Text for analysis ::
-- Opening Marker --
Maxwell Raymond “Bay”
Freddy and Max (and baby on the way)
Callum Joseph Thomas
And for the babies who are not pictured here, but who are just as important as the ones who survived, you are greatly missed and deeply loved. The ones who don’t come home from the hospital in their mamas’ arms, like Nancy Stella and Freya Louise and Connor James and all of the precious babies who were lost, these babies often have a greater impact on my life than the ones who lived. I feel great comfort knowing Lucy has such amazing little friends in heaven with her.
Happy birthday in heaven, Lucy Dair. I ache for you every day. I see all the empty spaces where you should be. Five years closer to having you forever. I love you and I’m so proud to be your mommy.
One year ago today Josh and I drove to Atlanta to meet with Dr. Trevett for the first time. We had decided that if Dr. Trevett seemed knowledgeable about Kell and was on board with our treatment plan, then we would try again for our last baby.
-- Closing Marker --
Page segmentation data:
-- Opening Marker --
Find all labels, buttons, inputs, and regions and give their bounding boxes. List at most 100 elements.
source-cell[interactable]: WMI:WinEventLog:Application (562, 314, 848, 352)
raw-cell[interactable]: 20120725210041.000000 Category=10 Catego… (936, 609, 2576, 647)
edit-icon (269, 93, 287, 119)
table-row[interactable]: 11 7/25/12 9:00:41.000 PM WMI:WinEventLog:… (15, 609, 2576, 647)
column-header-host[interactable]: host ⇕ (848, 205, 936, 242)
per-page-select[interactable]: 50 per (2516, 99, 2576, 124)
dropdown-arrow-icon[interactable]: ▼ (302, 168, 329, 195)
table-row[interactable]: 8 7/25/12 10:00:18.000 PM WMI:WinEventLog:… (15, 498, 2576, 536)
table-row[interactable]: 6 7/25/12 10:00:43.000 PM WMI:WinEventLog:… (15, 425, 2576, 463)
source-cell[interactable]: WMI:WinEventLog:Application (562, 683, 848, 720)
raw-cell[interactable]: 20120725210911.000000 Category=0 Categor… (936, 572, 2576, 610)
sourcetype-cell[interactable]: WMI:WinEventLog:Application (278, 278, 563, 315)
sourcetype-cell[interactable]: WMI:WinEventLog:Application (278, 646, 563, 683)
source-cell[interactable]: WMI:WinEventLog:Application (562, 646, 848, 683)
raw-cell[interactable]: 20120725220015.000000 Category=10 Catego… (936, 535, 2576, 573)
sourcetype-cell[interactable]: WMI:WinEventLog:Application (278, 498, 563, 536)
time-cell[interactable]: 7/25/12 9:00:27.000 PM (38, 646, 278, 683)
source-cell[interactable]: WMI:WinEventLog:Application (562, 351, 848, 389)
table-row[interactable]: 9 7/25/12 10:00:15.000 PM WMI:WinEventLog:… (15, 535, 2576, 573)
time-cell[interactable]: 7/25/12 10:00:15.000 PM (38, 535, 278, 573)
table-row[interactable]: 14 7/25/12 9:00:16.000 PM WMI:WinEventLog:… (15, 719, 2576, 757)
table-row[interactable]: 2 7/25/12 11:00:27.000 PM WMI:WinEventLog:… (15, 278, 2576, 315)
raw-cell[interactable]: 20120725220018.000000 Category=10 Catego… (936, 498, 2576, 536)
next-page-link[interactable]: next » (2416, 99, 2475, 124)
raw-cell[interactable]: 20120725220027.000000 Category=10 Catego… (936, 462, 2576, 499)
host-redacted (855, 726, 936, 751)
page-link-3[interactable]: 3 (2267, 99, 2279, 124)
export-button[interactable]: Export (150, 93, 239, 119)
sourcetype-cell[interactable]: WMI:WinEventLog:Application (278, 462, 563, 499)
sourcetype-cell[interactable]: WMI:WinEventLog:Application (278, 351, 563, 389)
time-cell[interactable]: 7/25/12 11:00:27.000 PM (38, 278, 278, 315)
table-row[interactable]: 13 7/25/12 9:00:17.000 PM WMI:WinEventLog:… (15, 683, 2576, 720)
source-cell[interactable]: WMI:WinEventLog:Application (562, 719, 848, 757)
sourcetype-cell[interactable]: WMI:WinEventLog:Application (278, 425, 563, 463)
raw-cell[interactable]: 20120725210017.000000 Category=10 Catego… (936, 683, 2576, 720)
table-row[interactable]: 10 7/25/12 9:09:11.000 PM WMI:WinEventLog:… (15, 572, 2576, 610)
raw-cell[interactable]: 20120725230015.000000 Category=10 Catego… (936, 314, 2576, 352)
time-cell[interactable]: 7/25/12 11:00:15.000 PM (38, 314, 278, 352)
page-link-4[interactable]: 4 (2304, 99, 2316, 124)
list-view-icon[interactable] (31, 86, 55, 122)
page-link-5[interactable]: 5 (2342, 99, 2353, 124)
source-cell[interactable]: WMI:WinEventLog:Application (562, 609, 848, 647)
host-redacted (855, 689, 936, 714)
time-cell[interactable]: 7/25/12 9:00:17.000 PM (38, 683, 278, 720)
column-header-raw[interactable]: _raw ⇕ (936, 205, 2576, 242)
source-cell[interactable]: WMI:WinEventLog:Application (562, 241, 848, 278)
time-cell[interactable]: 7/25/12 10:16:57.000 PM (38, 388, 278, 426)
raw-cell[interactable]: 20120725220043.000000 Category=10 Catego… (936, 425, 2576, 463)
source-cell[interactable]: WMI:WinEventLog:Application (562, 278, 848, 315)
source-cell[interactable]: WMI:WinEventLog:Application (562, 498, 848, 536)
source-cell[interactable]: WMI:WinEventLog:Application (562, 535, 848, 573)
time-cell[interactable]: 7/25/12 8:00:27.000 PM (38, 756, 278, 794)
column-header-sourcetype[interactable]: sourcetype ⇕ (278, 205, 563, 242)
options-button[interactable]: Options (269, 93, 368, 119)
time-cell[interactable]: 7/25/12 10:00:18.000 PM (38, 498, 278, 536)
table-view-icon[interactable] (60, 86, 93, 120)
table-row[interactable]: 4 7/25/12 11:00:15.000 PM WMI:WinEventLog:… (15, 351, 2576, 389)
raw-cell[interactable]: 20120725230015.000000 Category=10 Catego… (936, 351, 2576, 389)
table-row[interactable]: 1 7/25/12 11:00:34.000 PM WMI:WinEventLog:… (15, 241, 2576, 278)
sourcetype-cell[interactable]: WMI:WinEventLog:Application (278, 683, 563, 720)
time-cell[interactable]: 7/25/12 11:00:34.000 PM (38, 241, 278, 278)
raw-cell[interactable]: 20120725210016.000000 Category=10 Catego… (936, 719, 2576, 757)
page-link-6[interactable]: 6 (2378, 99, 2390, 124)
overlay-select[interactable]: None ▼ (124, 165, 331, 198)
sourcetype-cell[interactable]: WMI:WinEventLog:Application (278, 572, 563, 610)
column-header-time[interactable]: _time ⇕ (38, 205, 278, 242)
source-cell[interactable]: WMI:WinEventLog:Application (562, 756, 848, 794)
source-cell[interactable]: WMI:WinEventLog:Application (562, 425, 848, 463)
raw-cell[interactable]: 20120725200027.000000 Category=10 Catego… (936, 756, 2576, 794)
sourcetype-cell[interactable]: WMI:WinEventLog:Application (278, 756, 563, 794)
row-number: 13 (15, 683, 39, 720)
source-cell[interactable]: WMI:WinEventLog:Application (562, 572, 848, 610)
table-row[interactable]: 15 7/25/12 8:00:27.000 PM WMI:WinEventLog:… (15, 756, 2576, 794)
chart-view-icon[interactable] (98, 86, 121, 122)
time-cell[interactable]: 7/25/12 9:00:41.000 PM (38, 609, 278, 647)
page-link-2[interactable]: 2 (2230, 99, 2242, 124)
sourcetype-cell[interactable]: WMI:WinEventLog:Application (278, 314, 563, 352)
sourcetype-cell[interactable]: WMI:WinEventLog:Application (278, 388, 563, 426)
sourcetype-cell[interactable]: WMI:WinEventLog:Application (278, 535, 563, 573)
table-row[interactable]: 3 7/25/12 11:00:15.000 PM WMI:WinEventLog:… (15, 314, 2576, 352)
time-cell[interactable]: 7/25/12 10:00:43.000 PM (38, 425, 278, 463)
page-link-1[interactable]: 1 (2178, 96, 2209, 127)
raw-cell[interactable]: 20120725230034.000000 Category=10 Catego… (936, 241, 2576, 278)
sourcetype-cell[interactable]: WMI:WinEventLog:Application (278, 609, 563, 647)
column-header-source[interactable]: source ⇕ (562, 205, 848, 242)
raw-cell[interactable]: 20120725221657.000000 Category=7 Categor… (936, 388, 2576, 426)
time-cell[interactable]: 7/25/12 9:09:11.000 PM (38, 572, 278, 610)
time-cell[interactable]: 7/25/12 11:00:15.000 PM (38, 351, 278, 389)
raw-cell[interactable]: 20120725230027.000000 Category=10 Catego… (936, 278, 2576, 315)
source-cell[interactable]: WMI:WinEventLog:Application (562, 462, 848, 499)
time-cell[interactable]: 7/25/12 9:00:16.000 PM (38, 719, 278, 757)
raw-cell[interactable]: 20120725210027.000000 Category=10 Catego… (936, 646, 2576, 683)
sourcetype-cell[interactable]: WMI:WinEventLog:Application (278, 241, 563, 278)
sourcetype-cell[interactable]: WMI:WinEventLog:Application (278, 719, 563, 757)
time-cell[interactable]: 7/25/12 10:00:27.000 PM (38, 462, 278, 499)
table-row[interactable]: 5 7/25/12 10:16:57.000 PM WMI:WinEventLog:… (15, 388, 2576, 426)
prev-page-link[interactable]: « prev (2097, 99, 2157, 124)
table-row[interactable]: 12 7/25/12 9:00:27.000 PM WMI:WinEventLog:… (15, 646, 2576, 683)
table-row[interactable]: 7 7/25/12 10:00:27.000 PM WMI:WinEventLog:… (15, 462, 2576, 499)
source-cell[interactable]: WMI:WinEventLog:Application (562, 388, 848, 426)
-- Closing Marker --
Exercise objective ::
In the passage remembering Lucy, write out the section starting at "Freddy and Max" and ending at "heaven with her.".

Worked solution ::
Freddy and Max (and baby on the way)
Callum Joseph Thomas
And for the babies who are not pictured here, but who are just as important as the ones who survived, you are greatly missed and deeply loved. The ones who don’t come home from the hospital in their mamas’ arms, like Nancy Stella and Freya Louise and Connor James and all of the precious babies who were lost, these babies often have a greater impact on my life than the ones who lived. I feel great comfort knowing Lucy has such amazing little friends in heaven with her.